## The exercise:
Reproduce every entry exactly and leave its pictures out.
■ ■ ■ ■ ■ ■ ■
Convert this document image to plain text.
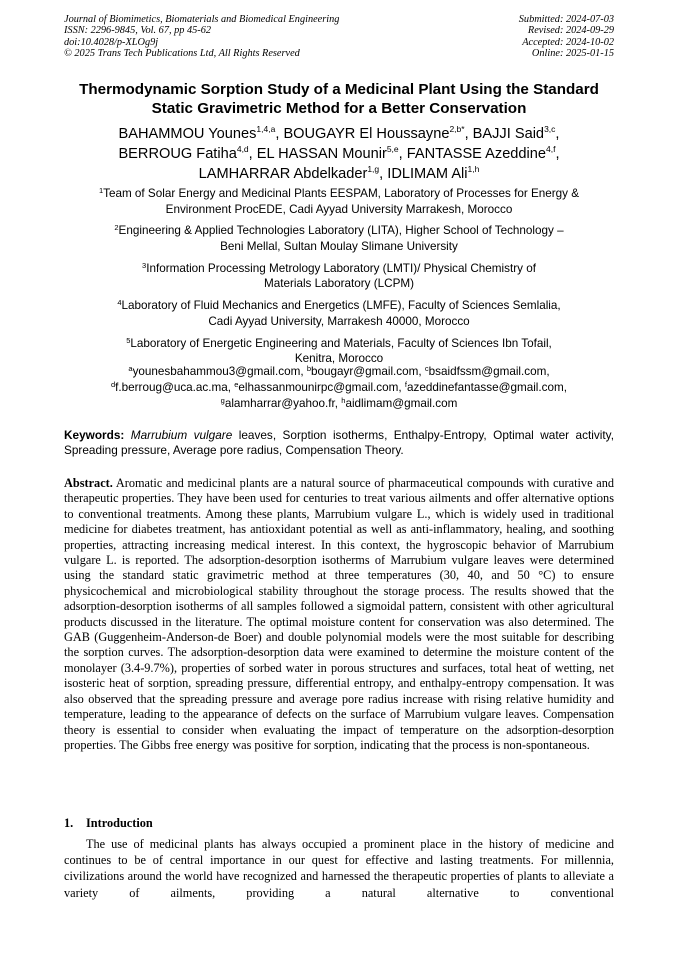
Journal of Biomimetics, Biomaterials and Biomedical Engineering
ISSN: 2296-9845, Vol. 67, pp 45-62
doi:10.4028/p-XLOg9j
© 2025 Trans Tech Publications Ltd, All Rights Reserved
Submitted: 2024-07-03
Revised: 2024-09-29
Accepted: 2024-10-02
Online: 2025-01-15
Thermodynamic Sorption Study of a Medicinal Plant Using the Standard
Static Gravimetric Method for a Better Conservation
BAHAMMOU Younes$^{1,4,a}$, BOUGAYR El Houssayne$^{2,b*}$, BAJJI Said$^{3,c}$,
BERROUG Fatiha$^{4,d}$, EL HASSAN Mounir$^{5,e}$, FANTASSE Azeddine$^{4,f}$,
LAMHARRAR Abdelkader$^{1,g}$, IDLIMAM Ali$^{1,h}$
$^1$Team of Solar Energy and Medicinal Plants EESPAM, Laboratory of Processes for Energy &
Environment ProcEDE, Cadi Ayyad University Marrakesh, Morocco
$^2$Engineering & Applied Technologies Laboratory (LITA), Higher School of Technology –
Beni Mellal, Sultan Moulay Slimane University
$^3$Information Processing Metrology Laboratory (LMTI)/ Physical Chemistry of
Materials Laboratory (LCPM)
$^4$Laboratory of Fluid Mechanics and Energetics (LMFE), Faculty of Sciences Semlalia,
Cadi Ayyad University, Marrakesh 40000, Morocco
$^5$Laboratory of Energetic Engineering and Materials, Faculty of Sciences Ibn Tofail,
Kenitra, Morocco
$^a$younesbahammou3@gmail.com, $^b$bougayr@gmail.com, $^c$bsaidfssm@gmail.com,
$^d$f.berroug@uca.ac.ma, $^e$elhassanmounirpc@gmail.com, $^f$azeddinefantasse@gmail.com,
$^g$alamharrar@yahoo.fr, $^h$aidlimam@gmail.com
Keywords: Marrubium vulgare leaves, Sorption isotherms, Enthalpy-Entropy, Optimal water activity, Spreading pressure, Average pore radius, Compensation Theory.
Abstract. Aromatic and medicinal plants are a natural source of pharmaceutical compounds with curative and therapeutic properties. They have been used for centuries to treat various ailments and offer alternative options to conventional treatments. Among these plants, Marrubium vulgare L., which is widely used in traditional medicine for diabetes treatment, has antioxidant potential as well as anti-inflammatory, healing, and soothing properties, attracting increasing medical interest. In this context, the hygroscopic behavior of Marrubium vulgare L. is reported. The adsorption-desorption isotherms of Marrubium vulgare leaves were determined using the standard static gravimetric method at three temperatures (30, 40, and 50 °C) to ensure physicochemical and microbiological stability throughout the storage process. The results showed that the adsorption-desorption isotherms of all samples followed a sigmoidal pattern, consistent with other agricultural products discussed in the literature. The optimal moisture content for conservation was also determined. The GAB (Guggenheim-Anderson-de Boer) and double polynomial models were the most suitable for describing the sorption curves. The adsorption-desorption data were examined to determine the moisture content of the monolayer (3.4-9.7%), properties of sorbed water in porous structures and surfaces, total heat of wetting, net isosteric heat of sorption, spreading pressure, differential entropy, and enthalpy-entropy compensation. It was also observed that the spreading pressure and average pore radius increase with rising relative humidity and temperature, leading to the appearance of defects on the surface of Marrubium vulgare leaves. Compensation theory is essential to consider when evaluating the impact of temperature on the adsorption-desorption properties. The Gibbs free energy was positive for sorption, indicating that the process is non-spontaneous.
1. Introduction
The use of medicinal plants has always occupied a prominent place in the history of medicine and continues to be of central importance in our quest for effective and lasting treatments. For millennia, civilizations around the world have recognized and harnessed the therapeutic properties of plants to alleviate a variety of ailments, providing a natural alternative to conventional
■ ■ ■ ■ ■ ■ ■
## Worked solution:
Convert this document image to plain text.
Journal of Biomimetics, Biomaterials and Biomedical Engineering
ISSN: 2296-9845, Vol. 67, pp 45-62
doi:10.4028/p-XLOg9j
© 2025 Trans Tech Publications Ltd, All Rights Reserved
Submitted: 2024-07-03
Revised: 2024-09-29
Accepted: 2024-10-02
Online: 2025-01-15
Thermodynamic Sorption Study of a Medicinal Plant Using the Standard
Static Gravimetric Method for a Better Conservation
BAHAMMOU Younes$^{1,4,a}$, BOUGAYR El Houssayne$^{2,b*}$, BAJJI Said$^{3,c}$,
BERROUG Fatiha$^{4,d}$, EL HASSAN Mounir$^{5,e}$, FANTASSE Azeddine$^{4,f}$,
LAMHARRAR Abdelkader$^{1,g}$, IDLIMAM Ali$^{1,h}$
$^1$Team of Solar Energy and Medicinal Plants EESPAM, Laboratory of Processes for Energy &
Environment ProcEDE, Cadi Ayyad University Marrakesh, Morocco
$^2$Engineering & Applied Technologies Laboratory (LITA), Higher School of Technology –
Beni Mellal, Sultan Moulay Slimane University
$^3$Information Processing Metrology Laboratory (LMTI)/ Physical Chemistry of
Materials Laboratory (LCPM)
$^4$Laboratory of Fluid Mechanics and Energetics (LMFE), Faculty of Sciences Semlalia,
Cadi Ayyad University, Marrakesh 40000, Morocco
$^5$Laboratory of Energetic Engineering and Materials, Faculty of Sciences Ibn Tofail,
Kenitra, Morocco
$^a$younesbahammou3@gmail.com, $^b$bougayr@gmail.com, $^c$bsaidfssm@gmail.com,
$^d$f.berroug@uca.ac.ma, $^e$elhassanmounirpc@gmail.com, $^f$azeddinefantasse@gmail.com,
$^g$alamharrar@yahoo.fr, $^h$aidlimam@gmail.com
Keywords: Marrubium vulgare leaves, Sorption isotherms, Enthalpy-Entropy, Optimal water activity, Spreading pressure, Average pore radius, Compensation Theory.
Abstract. Aromatic and medicinal plants are a natural source of pharmaceutical compounds with curative and therapeutic properties. They have been used for centuries to treat various ailments and offer alternative options to conventional treatments. Among these plants, Marrubium vulgare L., which is widely used in traditional medicine for diabetes treatment, has antioxidant potential as well as anti-inflammatory, healing, and soothing properties, attracting increasing medical interest. In this context, the hygroscopic behavior of Marrubium vulgare L. is reported. The adsorption-desorption isotherms of Marrubium vulgare leaves were determined using the standard static gravimetric method at three temperatures (30, 40, and 50 °C) to ensure physicochemical and microbiological stability throughout the storage process. The results showed that the adsorption-desorption isotherms of all samples followed a sigmoidal pattern, consistent with other agricultural products discussed in the literature. The optimal moisture content for conservation was also determined. The GAB (Guggenheim-Anderson-de Boer) and double polynomial models were the most suitable for describing the sorption curves. The adsorption-desorption data were examined to determine the moisture content of the monolayer (3.4-9.7%), properties of sorbed water in porous structures and surfaces, total heat of wetting, net isosteric heat of sorption, spreading pressure, differential entropy, and enthalpy-entropy compensation. It was also observed that the spreading pressure and average pore radius increase with rising relative humidity and temperature, leading to the appearance of defects on the surface of Marrubium vulgare leaves. Compensation theory is essential to consider when evaluating the impact of temperature on the adsorption-desorption properties. The Gibbs free energy was positive for sorption, indicating that the process is non-spontaneous.
1. Introduction
The use of medicinal plants has always occupied a prominent place in the history of medicine and continues to be of central importance in our quest for effective and lasting treatments. For millennia, civilizations around the world have recognized and harnessed the therapeutic properties of plants to alleviate a variety of ailments, providing a natural alternative to conventional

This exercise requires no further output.